▸ Your goal
Copy every one of the lines below word for word, leaving none out.

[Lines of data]
::::::::

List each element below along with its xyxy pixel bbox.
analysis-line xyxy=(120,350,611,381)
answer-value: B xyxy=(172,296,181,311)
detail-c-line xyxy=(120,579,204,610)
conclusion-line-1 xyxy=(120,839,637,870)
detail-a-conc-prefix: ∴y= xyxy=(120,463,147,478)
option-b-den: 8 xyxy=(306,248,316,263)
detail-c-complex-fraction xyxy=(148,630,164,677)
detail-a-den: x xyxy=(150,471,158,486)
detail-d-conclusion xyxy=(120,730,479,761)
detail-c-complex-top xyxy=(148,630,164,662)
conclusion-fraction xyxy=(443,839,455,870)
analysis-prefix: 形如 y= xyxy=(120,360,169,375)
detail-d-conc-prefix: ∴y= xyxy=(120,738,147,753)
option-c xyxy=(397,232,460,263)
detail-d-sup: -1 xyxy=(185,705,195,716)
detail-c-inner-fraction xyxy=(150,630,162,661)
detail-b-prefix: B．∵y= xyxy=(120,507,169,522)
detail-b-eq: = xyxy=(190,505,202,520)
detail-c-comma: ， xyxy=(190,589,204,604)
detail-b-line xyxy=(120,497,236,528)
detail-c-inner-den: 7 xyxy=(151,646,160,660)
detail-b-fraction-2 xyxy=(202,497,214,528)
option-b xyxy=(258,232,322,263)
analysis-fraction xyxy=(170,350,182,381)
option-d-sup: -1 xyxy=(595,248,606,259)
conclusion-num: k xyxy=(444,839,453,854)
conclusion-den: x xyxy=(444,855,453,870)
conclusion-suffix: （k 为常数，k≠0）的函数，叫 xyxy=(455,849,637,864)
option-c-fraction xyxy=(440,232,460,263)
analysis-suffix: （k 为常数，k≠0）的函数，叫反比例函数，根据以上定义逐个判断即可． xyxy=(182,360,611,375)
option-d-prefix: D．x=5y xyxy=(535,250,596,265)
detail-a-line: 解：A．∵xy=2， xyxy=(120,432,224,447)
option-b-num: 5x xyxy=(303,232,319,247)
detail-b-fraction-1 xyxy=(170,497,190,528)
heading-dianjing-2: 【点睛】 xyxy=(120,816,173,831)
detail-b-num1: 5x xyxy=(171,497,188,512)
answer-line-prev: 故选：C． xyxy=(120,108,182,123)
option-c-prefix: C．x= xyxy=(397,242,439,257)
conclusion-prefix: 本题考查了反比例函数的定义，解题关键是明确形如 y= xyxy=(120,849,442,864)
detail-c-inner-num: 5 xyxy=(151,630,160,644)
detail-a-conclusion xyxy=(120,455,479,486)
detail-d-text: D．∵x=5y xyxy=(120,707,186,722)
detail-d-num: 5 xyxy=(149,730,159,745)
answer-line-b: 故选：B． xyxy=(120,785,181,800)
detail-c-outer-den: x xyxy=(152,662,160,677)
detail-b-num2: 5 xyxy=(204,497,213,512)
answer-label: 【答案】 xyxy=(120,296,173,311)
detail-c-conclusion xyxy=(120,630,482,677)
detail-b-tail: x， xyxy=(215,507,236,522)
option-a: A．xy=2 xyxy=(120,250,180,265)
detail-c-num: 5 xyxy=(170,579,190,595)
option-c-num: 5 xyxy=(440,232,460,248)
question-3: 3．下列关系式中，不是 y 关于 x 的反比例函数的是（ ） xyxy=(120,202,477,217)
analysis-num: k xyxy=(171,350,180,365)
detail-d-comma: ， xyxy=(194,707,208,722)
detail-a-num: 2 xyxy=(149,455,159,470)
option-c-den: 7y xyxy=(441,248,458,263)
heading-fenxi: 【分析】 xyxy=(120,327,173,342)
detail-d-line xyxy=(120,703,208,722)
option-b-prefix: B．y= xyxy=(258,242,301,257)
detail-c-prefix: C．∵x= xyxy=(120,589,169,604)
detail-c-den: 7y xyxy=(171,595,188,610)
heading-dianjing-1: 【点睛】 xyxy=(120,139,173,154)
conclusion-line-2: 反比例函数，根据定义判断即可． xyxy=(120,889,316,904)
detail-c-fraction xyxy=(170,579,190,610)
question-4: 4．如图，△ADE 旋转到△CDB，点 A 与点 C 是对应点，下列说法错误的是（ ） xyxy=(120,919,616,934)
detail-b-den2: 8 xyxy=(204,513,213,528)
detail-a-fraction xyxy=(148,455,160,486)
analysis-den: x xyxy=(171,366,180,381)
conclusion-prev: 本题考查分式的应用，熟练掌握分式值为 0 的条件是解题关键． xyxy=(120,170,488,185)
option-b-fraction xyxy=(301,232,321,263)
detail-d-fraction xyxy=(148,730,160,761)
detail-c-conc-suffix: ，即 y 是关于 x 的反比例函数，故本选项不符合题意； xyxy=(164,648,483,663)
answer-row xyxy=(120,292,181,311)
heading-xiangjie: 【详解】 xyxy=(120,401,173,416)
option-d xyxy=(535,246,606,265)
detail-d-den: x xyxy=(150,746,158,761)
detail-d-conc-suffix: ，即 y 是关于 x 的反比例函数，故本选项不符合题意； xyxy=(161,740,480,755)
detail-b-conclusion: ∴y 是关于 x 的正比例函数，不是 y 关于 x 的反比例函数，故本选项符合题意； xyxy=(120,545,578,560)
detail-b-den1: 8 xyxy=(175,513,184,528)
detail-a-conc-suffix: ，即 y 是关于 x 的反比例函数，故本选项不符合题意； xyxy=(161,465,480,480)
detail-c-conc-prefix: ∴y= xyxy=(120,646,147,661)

::::::::

▸ Written response
List each element below along with its xyxy pixel bbox.
analysis-line xyxy=(120,350,611,381)
answer-value: B xyxy=(172,296,181,311)
detail-c-line xyxy=(120,579,204,610)
conclusion-line-1 xyxy=(120,839,637,870)
detail-a-conc-prefix: ∴y= xyxy=(120,463,147,478)
option-b-den: 8 xyxy=(306,248,316,263)
detail-c-complex-fraction xyxy=(148,630,164,677)
detail-a-den: x xyxy=(150,471,158,486)
detail-d-conclusion xyxy=(120,730,479,761)
detail-c-complex-top xyxy=(148,630,164,662)
conclusion-fraction xyxy=(443,839,455,870)
analysis-prefix: 形如 y= xyxy=(120,360,169,375)
detail-d-conc-prefix: ∴y= xyxy=(120,738,147,753)
option-c xyxy=(397,232,460,263)
detail-d-sup: -1 xyxy=(185,705,195,716)
detail-c-inner-fraction xyxy=(150,630,162,661)
detail-b-prefix: B．∵y= xyxy=(120,507,169,522)
detail-b-eq: = xyxy=(190,505,202,520)
detail-c-comma: ， xyxy=(190,589,204,604)
detail-b-line xyxy=(120,497,236,528)
detail-c-inner-den: 7 xyxy=(151,646,160,660)
detail-b-fraction-2 xyxy=(202,497,214,528)
option-b xyxy=(258,232,322,263)
analysis-fraction xyxy=(170,350,182,381)
option-d-sup: -1 xyxy=(595,248,606,259)
conclusion-num: k xyxy=(444,839,453,854)
conclusion-den: x xyxy=(444,855,453,870)
conclusion-suffix: （k 为常数，k≠0）的函数，叫 xyxy=(455,849,637,864)
option-c-fraction xyxy=(440,232,460,263)
analysis-suffix: （k 为常数，k≠0）的函数，叫反比例函数，根据以上定义逐个判断即可． xyxy=(182,360,611,375)
option-d-prefix: D．x=5y xyxy=(535,250,596,265)
detail-a-line: 解：A．∵xy=2， xyxy=(120,432,224,447)
option-b-num: 5x xyxy=(303,232,319,247)
detail-b-fraction-1 xyxy=(170,497,190,528)
heading-dianjing-2: 【点睛】 xyxy=(120,816,173,831)
detail-b-num1: 5x xyxy=(171,497,188,512)
answer-line-prev: 故选：C． xyxy=(120,108,182,123)
option-c-prefix: C．x= xyxy=(397,242,439,257)
conclusion-prefix: 本题考查了反比例函数的定义，解题关键是明确形如 y= xyxy=(120,849,442,864)
detail-c-inner-num: 5 xyxy=(151,630,160,644)
detail-a-conclusion xyxy=(120,455,479,486)
detail-d-text: D．∵x=5y xyxy=(120,707,186,722)
detail-d-num: 5 xyxy=(149,730,159,745)
answer-line-b: 故选：B． xyxy=(120,785,181,800)
detail-c-outer-den: x xyxy=(152,662,160,677)
detail-b-num2: 5 xyxy=(204,497,213,512)
answer-label: 【答案】 xyxy=(120,296,173,311)
detail-c-conclusion xyxy=(120,630,482,677)
detail-b-tail: x， xyxy=(215,507,236,522)
option-a: A．xy=2 xyxy=(120,250,180,265)
detail-c-num: 5 xyxy=(170,579,190,595)
option-c-num: 5 xyxy=(440,232,460,248)
question-3: 3．下列关系式中，不是 y 关于 x 的反比例函数的是（ ） xyxy=(120,202,477,217)
analysis-num: k xyxy=(171,350,180,365)
detail-d-comma: ， xyxy=(194,707,208,722)
detail-a-num: 2 xyxy=(149,455,159,470)
option-c-den: 7y xyxy=(441,248,458,263)
heading-fenxi: 【分析】 xyxy=(120,327,173,342)
detail-d-line xyxy=(120,703,208,722)
option-b-prefix: B．y= xyxy=(258,242,301,257)
detail-c-prefix: C．∵x= xyxy=(120,589,169,604)
detail-c-den: 7y xyxy=(171,595,188,610)
heading-dianjing-1: 【点睛】 xyxy=(120,139,173,154)
conclusion-line-2: 反比例函数，根据定义判断即可． xyxy=(120,889,316,904)
detail-c-fraction xyxy=(170,579,190,610)
question-4: 4．如图，△ADE 旋转到△CDB，点 A 与点 C 是对应点，下列说法错误的是（ ） xyxy=(120,919,616,934)
detail-b-den2: 8 xyxy=(204,513,213,528)
detail-a-fraction xyxy=(148,455,160,486)
analysis-den: x xyxy=(171,366,180,381)
conclusion-prev: 本题考查分式的应用，熟练掌握分式值为 0 的条件是解题关键． xyxy=(120,170,488,185)
option-b-fraction xyxy=(301,232,321,263)
detail-d-fraction xyxy=(148,730,160,761)
detail-c-conc-suffix: ，即 y 是关于 x 的反比例函数，故本选项不符合题意； xyxy=(164,648,483,663)
answer-row xyxy=(120,292,181,311)
heading-xiangjie: 【详解】 xyxy=(120,401,173,416)
option-d xyxy=(535,246,606,265)
detail-d-den: x xyxy=(150,746,158,761)
detail-d-conc-suffix: ，即 y 是关于 x 的反比例函数，故本选项不符合题意； xyxy=(161,740,480,755)
detail-b-conclusion: ∴y 是关于 x 的正比例函数，不是 y 关于 x 的反比例函数，故本选项符合题意； xyxy=(120,545,578,560)
detail-b-den1: 8 xyxy=(175,513,184,528)
detail-a-conc-suffix: ，即 y 是关于 x 的反比例函数，故本选项不符合题意； xyxy=(161,465,480,480)
detail-c-conc-prefix: ∴y= xyxy=(120,646,147,661)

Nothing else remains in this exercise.